Goal of the exercise:
Every line below should be repeated exactly.

Data shown:
╔══
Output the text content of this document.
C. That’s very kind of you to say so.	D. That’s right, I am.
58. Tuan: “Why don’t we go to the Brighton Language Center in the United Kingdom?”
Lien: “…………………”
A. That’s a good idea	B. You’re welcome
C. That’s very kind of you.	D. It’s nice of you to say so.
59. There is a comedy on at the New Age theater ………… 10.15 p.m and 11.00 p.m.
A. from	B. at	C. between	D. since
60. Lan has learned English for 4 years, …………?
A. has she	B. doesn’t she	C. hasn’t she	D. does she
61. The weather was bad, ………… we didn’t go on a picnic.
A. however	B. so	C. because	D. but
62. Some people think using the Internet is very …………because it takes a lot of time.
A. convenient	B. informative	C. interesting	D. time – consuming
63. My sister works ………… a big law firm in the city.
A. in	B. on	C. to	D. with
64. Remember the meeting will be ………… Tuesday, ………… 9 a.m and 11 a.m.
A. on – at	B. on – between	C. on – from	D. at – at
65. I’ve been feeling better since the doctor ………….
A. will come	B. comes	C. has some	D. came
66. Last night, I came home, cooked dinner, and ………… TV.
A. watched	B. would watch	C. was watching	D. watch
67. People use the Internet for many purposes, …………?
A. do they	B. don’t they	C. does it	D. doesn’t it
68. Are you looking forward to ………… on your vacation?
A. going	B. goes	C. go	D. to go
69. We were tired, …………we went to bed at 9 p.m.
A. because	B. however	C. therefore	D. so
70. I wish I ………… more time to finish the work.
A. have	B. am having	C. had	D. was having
╚══
In response:
Output the text content of this document.
C. That’s very kind of you to say so.	D. That’s right, I am.
58. Tuan: “Why don’t we go to the Brighton Language Center in the United Kingdom?”
Lien: “…………………”
A. That’s a good idea	B. You’re welcome
C. That’s very kind of you.	D. It’s nice of you to say so.
59. There is a comedy on at the New Age theater ………… 10.15 p.m and 11.00 p.m.
A. from	B. at	C. between	D. since
60. Lan has learned English for 4 years, …………?
A. has she	B. doesn’t she	C. hasn’t she	D. does she
61. The weather was bad, ………… we didn’t go on a picnic.
A. however	B. so	C. because	D. but
62. Some people think using the Internet is very …………because it takes a lot of time.
A. convenient	B. informative	C. interesting	D. time – consuming
63. My sister works ………… a big law firm in the city.
A. in	B. on	C. to	D. with
64. Remember the meeting will be ………… Tuesday, ………… 9 a.m and 11 a.m.
A. on – at	B. on – between	C. on – from	D. at – at
65. I’ve been feeling better since the doctor ………….
A. will come	B. comes	C. has some	D. came
66. Last night, I came home, cooked dinner, and ………… TV.
A. watched	B. would watch	C. was watching	D. watch
67. People use the Internet for many purposes, …………?
A. do they	B. don’t they	C. does it	D. doesn’t it
68. Are you looking forward to ………… on your vacation?
A. going	B. goes	C. go	D. to go
69. We were tired, …………we went to bed at 9 p.m.
A. because	B. however	C. therefore	D. so
70. I wish I ………… more time to finish the work.
A. have	B. am having	C. had	D. was having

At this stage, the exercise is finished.